▶ **EXERCISE TEXT**:

[Start of Attachment]

What strikes me about this list is how it maps almost perfectly onto what humans have always instinctively sought when distressed. We reach for connection. We go outside. We move. We make sound. We have always known, in the body, what the body needed. The neuroscience just gives us the precise biological explanation for why.

A Note on Dysregulation

One thing I want to say clearly, because I think it is important: nervous system dysregulation is not a character flaw. It is not evidence of weakness or insufficient resilience or a failure of personal development. It is an intelligent biological response to demands that have exceeded the system's current resources — and in many cases, it is the predictable outcome of a history that would have dysregulated any nervous system.

Many of us grew up in environments where the nervous system was chronically activated without adequate co-regulation. Where expressing distress was unsafe, or where the adults around us were themselves too dysregulated to provide the regulating environment a developing nervous system needs. The nervous system learned, very wisely, to manage on its own. To stay vigilant. To suppress. To perform okayness while something quite different was happening underneath.

That learning was not a failure. It was adaptation. The patterns that feel like problems now — the hypervigilance, the shutdown in the face of intensity, the difficulty tolerating uncertainty, the emotional flooding or emotional blunting — began as solutions. They were the best available responses to the specific conditions of a specific history.

[End of Attachment]

▶ **ASSIGNMENT 1**: Write out the passage on nervous system dysregulation, starting with "Many of us grew" and going on through "a specific history.".
▶ **ASSIGNMENT 2**: In the passage on nervous system dysregulation, what did the patterns that feel like problems now begin as?
▶ **ASSIGNMENT 3**: Rewrite the paragraph of the passage on nervous system dysregulation that begins "Many of us grew up" as a short list that keeps its main facts.
You won't need the items for any of this.

(Dataset excerpts)
[Start of Attachment]

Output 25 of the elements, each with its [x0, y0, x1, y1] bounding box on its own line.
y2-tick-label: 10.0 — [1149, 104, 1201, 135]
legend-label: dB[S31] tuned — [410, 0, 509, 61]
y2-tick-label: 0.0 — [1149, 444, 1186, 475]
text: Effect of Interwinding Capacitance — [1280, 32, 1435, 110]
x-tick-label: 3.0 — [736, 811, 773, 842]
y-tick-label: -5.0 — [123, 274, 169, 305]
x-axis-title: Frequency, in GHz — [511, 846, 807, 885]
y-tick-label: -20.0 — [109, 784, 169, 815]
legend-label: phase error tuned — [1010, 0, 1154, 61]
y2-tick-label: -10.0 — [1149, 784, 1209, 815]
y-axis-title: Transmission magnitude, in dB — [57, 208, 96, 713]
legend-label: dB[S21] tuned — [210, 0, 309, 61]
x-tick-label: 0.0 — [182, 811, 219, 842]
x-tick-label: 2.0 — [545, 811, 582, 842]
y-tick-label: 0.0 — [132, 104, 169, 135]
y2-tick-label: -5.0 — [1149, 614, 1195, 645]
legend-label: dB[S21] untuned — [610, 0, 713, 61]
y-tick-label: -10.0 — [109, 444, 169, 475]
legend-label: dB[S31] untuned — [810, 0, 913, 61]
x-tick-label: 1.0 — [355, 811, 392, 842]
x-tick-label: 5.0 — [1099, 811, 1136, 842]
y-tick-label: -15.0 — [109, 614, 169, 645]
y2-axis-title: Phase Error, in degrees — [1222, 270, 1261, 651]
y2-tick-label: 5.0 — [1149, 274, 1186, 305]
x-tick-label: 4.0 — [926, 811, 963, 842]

[End of Attachment]

▶ **EXERCISE RESULT 1**:
Many of us grew up in environments where the nervous system was chronically activated without adequate co-regulation. Where expressing distress was unsafe, or where the adults around us were themselves too dysregulated to provide the regulating environment a developing nervous system needs. The nervous system learned, very wisely, to manage on its own. To stay vigilant. To suppress. To perform okayness while something quite different was happening underneath.

That learning was not a failure. It was adaptation. The patterns that feel like problems now — the hypervigilance, the shutdown in the face of intensity, the difficulty tolerating uncertainty, the emotional flooding or emotional blunting — began as solutions. They were the best available responses to the specific conditions of a specific history.

▶ **EXERCISE RESULT 2**: They began as solutions.

▶ **EXERCISE RESULT 3**:
- Many grew up where the nervous system was chronically activated without adequate co-regulation.
- Expressing distress was unsafe, or the adults nearby were too dysregulated to provide the regulating environment a developing nervous system needs.
- The nervous system learned to manage on its own: staying vigilant, suppressing, and performing okayness while something quite different happened underneath.